Extracted records:
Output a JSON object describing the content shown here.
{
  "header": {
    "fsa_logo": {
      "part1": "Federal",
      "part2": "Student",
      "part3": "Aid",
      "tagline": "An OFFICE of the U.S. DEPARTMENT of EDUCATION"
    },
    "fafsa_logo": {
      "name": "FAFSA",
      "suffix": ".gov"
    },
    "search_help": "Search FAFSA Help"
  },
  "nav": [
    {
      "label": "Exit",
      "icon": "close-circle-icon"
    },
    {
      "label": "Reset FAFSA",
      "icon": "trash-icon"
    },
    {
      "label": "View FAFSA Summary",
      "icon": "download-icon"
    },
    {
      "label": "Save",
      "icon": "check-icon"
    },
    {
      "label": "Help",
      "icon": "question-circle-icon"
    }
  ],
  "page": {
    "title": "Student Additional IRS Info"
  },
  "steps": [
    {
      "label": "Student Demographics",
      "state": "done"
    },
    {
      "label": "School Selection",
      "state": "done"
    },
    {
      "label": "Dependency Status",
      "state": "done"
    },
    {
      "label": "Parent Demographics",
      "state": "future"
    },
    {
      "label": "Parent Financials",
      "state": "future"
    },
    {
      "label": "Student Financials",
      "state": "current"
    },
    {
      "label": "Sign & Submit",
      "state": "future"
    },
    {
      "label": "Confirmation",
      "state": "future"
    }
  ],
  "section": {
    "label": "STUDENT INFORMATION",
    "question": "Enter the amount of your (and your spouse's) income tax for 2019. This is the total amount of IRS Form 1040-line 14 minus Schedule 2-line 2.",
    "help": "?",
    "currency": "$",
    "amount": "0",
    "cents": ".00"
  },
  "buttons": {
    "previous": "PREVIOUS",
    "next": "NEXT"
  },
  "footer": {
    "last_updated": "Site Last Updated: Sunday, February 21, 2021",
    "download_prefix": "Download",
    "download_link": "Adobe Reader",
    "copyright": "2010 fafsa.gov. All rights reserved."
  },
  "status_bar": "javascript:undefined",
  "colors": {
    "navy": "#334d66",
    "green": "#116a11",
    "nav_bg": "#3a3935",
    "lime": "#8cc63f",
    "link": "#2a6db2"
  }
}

OBJECTIVE:
Extract every line above that contains the word "icon".

RESPONSE FOR THIS EXERCISE:
      "icon": "close-circle-icon"
      "icon": "trash-icon"
      "icon": "download-icon"
      "icon": "check-icon"
      "icon": "question-circle-icon"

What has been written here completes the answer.